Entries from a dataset

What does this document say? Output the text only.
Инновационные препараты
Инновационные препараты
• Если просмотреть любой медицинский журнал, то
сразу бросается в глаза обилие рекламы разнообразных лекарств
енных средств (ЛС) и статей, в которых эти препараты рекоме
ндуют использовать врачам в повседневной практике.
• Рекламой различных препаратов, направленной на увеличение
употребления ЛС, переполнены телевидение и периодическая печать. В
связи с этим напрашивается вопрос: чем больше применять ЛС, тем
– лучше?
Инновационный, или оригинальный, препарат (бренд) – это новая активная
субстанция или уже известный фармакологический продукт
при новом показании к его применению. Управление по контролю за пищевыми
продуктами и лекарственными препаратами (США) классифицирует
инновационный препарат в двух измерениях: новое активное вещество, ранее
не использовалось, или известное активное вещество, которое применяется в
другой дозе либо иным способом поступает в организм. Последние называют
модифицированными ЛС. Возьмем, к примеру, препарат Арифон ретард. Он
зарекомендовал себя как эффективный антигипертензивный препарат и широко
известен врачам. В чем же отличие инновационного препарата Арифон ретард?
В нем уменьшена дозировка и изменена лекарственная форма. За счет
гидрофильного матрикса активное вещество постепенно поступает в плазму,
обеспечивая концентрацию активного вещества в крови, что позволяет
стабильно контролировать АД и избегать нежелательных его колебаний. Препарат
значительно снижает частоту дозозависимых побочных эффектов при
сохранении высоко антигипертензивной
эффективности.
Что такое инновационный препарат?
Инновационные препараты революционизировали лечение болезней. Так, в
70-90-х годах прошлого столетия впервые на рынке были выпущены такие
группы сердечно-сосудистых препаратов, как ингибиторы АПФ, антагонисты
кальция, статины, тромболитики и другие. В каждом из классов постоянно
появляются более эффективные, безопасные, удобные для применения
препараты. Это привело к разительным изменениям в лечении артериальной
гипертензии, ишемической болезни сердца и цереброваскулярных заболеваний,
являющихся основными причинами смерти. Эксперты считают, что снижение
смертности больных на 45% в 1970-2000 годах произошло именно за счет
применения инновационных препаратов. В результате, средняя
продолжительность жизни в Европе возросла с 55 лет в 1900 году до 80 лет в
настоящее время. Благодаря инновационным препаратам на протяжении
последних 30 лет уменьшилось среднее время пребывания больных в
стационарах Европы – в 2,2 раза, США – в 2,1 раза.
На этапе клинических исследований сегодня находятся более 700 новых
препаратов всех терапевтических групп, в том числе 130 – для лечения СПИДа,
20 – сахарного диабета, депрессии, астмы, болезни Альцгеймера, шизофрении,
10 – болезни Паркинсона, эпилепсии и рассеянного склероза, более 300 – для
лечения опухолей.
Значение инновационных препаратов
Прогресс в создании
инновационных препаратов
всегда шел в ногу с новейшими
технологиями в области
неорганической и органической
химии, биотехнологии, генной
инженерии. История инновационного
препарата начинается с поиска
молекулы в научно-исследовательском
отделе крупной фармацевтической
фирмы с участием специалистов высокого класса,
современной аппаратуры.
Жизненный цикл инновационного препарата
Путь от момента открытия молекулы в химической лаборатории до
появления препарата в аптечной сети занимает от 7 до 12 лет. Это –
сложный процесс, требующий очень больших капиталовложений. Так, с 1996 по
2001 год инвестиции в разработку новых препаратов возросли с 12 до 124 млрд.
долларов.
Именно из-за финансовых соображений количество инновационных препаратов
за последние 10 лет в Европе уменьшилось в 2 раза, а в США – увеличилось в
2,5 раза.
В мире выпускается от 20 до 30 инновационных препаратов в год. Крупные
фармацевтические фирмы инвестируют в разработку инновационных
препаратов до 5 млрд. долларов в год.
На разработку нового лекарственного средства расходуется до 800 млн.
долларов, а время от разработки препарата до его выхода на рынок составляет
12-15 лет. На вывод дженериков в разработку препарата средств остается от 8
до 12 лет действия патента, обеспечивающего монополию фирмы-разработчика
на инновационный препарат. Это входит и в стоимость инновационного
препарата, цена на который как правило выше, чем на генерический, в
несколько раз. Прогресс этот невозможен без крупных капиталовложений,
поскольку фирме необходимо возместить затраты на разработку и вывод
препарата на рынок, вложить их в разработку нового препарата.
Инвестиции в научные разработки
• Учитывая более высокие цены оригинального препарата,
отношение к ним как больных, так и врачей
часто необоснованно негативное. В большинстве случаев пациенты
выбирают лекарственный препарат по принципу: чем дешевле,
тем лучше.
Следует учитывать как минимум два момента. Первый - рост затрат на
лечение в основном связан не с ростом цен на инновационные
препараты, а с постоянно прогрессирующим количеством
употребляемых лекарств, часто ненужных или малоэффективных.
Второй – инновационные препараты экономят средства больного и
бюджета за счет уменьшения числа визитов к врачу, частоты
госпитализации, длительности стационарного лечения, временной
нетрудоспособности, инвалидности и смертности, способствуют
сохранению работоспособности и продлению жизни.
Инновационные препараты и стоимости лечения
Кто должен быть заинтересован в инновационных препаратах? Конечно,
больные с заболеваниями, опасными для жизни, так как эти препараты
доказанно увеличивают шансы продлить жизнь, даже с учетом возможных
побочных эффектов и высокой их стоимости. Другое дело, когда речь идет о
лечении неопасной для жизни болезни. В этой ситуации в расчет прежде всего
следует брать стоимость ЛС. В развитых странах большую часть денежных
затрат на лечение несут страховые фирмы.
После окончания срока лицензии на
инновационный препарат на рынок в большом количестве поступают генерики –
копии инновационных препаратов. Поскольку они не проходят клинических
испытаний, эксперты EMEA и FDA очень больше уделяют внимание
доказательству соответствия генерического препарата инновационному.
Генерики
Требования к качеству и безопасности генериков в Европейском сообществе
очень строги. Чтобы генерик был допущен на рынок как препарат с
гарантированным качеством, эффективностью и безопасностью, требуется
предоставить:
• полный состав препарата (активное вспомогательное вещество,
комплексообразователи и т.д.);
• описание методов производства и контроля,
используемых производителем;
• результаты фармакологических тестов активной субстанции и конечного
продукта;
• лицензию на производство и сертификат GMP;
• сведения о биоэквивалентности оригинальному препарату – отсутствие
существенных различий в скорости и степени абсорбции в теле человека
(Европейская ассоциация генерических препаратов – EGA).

Problem
Write out every line exactly as it stands.

The completed task
What does this document say? Output the text only.
Инновационные препараты
Инновационные препараты
• Если просмотреть любой медицинский журнал, то
сразу бросается в глаза обилие рекламы разнообразных лекарств
енных средств (ЛС) и статей, в которых эти препараты рекоме
ндуют использовать врачам в повседневной практике.
• Рекламой различных препаратов, направленной на увеличение
употребления ЛС, переполнены телевидение и периодическая печать. В
связи с этим напрашивается вопрос: чем больше применять ЛС, тем
– лучше?
Инновационный, или оригинальный, препарат (бренд) – это новая активная
субстанция или уже известный фармакологический продукт
при новом показании к его применению. Управление по контролю за пищевыми
продуктами и лекарственными препаратами (США) классифицирует
инновационный препарат в двух измерениях: новое активное вещество, ранее
не использовалось, или известное активное вещество, которое применяется в
другой дозе либо иным способом поступает в организм. Последние называют
модифицированными ЛС. Возьмем, к примеру, препарат Арифон ретард. Он
зарекомендовал себя как эффективный антигипертензивный препарат и широко
известен врачам. В чем же отличие инновационного препарата Арифон ретард?
В нем уменьшена дозировка и изменена лекарственная форма. За счет
гидрофильного матрикса активное вещество постепенно поступает в плазму,
обеспечивая концентрацию активного вещества в крови, что позволяет
стабильно контролировать АД и избегать нежелательных его колебаний. Препарат
значительно снижает частоту дозозависимых побочных эффектов при
сохранении высоко антигипертензивной
эффективности.
Что такое инновационный препарат?
Инновационные препараты революционизировали лечение болезней. Так, в
70-90-х годах прошлого столетия впервые на рынке были выпущены такие
группы сердечно-сосудистых препаратов, как ингибиторы АПФ, антагонисты
кальция, статины, тромболитики и другие. В каждом из классов постоянно
появляются более эффективные, безопасные, удобные для применения
препараты. Это привело к разительным изменениям в лечении артериальной
гипертензии, ишемической болезни сердца и цереброваскулярных заболеваний,
являющихся основными причинами смерти. Эксперты считают, что снижение
смертности больных на 45% в 1970-2000 годах произошло именно за счет
применения инновационных препаратов. В результате, средняя
продолжительность жизни в Европе возросла с 55 лет в 1900 году до 80 лет в
настоящее время. Благодаря инновационным препаратам на протяжении
последних 30 лет уменьшилось среднее время пребывания больных в
стационарах Европы – в 2,2 раза, США – в 2,1 раза.
На этапе клинических исследований сегодня находятся более 700 новых
препаратов всех терапевтических групп, в том числе 130 – для лечения СПИДа,
20 – сахарного диабета, депрессии, астмы, болезни Альцгеймера, шизофрении,
10 – болезни Паркинсона, эпилепсии и рассеянного склероза, более 300 – для
лечения опухолей.
Значение инновационных препаратов
Прогресс в создании
инновационных препаратов
всегда шел в ногу с новейшими
технологиями в области
неорганической и органической
химии, биотехнологии, генной
инженерии. История инновационного
препарата начинается с поиска
молекулы в научно-исследовательском
отделе крупной фармацевтической
фирмы с участием специалистов высокого класса,
современной аппаратуры.
Жизненный цикл инновационного препарата
Путь от момента открытия молекулы в химической лаборатории до
появления препарата в аптечной сети занимает от 7 до 12 лет. Это –
сложный процесс, требующий очень больших капиталовложений. Так, с 1996 по
2001 год инвестиции в разработку новых препаратов возросли с 12 до 124 млрд.
долларов.
Именно из-за финансовых соображений количество инновационных препаратов
за последние 10 лет в Европе уменьшилось в 2 раза, а в США – увеличилось в
2,5 раза.
В мире выпускается от 20 до 30 инновационных препаратов в год. Крупные
фармацевтические фирмы инвестируют в разработку инновационных
препаратов до 5 млрд. долларов в год.
На разработку нового лекарственного средства расходуется до 800 млн.
долларов, а время от разработки препарата до его выхода на рынок составляет
12-15 лет. На вывод дженериков в разработку препарата средств остается от 8
до 12 лет действия патента, обеспечивающего монополию фирмы-разработчика
на инновационный препарат. Это входит и в стоимость инновационного
препарата, цена на который как правило выше, чем на генерический, в
несколько раз. Прогресс этот невозможен без крупных капиталовложений,
поскольку фирме необходимо возместить затраты на разработку и вывод
препарата на рынок, вложить их в разработку нового препарата.
Инвестиции в научные разработки
• Учитывая более высокие цены оригинального препарата,
отношение к ним как больных, так и врачей
часто необоснованно негативное. В большинстве случаев пациенты
выбирают лекарственный препарат по принципу: чем дешевле,
тем лучше.
Следует учитывать как минимум два момента. Первый - рост затрат на
лечение в основном связан не с ростом цен на инновационные
препараты, а с постоянно прогрессирующим количеством
употребляемых лекарств, часто ненужных или малоэффективных.
Второй – инновационные препараты экономят средства больного и
бюджета за счет уменьшения числа визитов к врачу, частоты
госпитализации, длительности стационарного лечения, временной
нетрудоспособности, инвалидности и смертности, способствуют
сохранению работоспособности и продлению жизни.
Инновационные препараты и стоимости лечения
Кто должен быть заинтересован в инновационных препаратах? Конечно,
больные с заболеваниями, опасными для жизни, так как эти препараты
доказанно увеличивают шансы продлить жизнь, даже с учетом возможных
побочных эффектов и высокой их стоимости. Другое дело, когда речь идет о
лечении неопасной для жизни болезни. В этой ситуации в расчет прежде всего
следует брать стоимость ЛС. В развитых странах большую часть денежных
затрат на лечение несут страховые фирмы.
После окончания срока лицензии на
инновационный препарат на рынок в большом количестве поступают генерики –
копии инновационных препаратов. Поскольку они не проходят клинических
испытаний, эксперты EMEA и FDA очень больше уделяют внимание
доказательству соответствия генерического препарата инновационному.
Генерики
Требования к качеству и безопасности генериков в Европейском сообществе
очень строги. Чтобы генерик был допущен на рынок как препарат с
гарантированным качеством, эффективностью и безопасностью, требуется
предоставить:
• полный состав препарата (активное вспомогательное вещество,
комплексообразователи и т.д.);
• описание методов производства и контроля,
используемых производителем;
• результаты фармакологических тестов активной субстанции и конечного
продукта;
• лицензию на производство и сертификат GMP;
• сведения о биоэквивалентности оригинальному препарату – отсутствие
существенных различий в скорости и степени абсорбции в теле человека
(Европейская ассоциация генерических препаратов – EGA).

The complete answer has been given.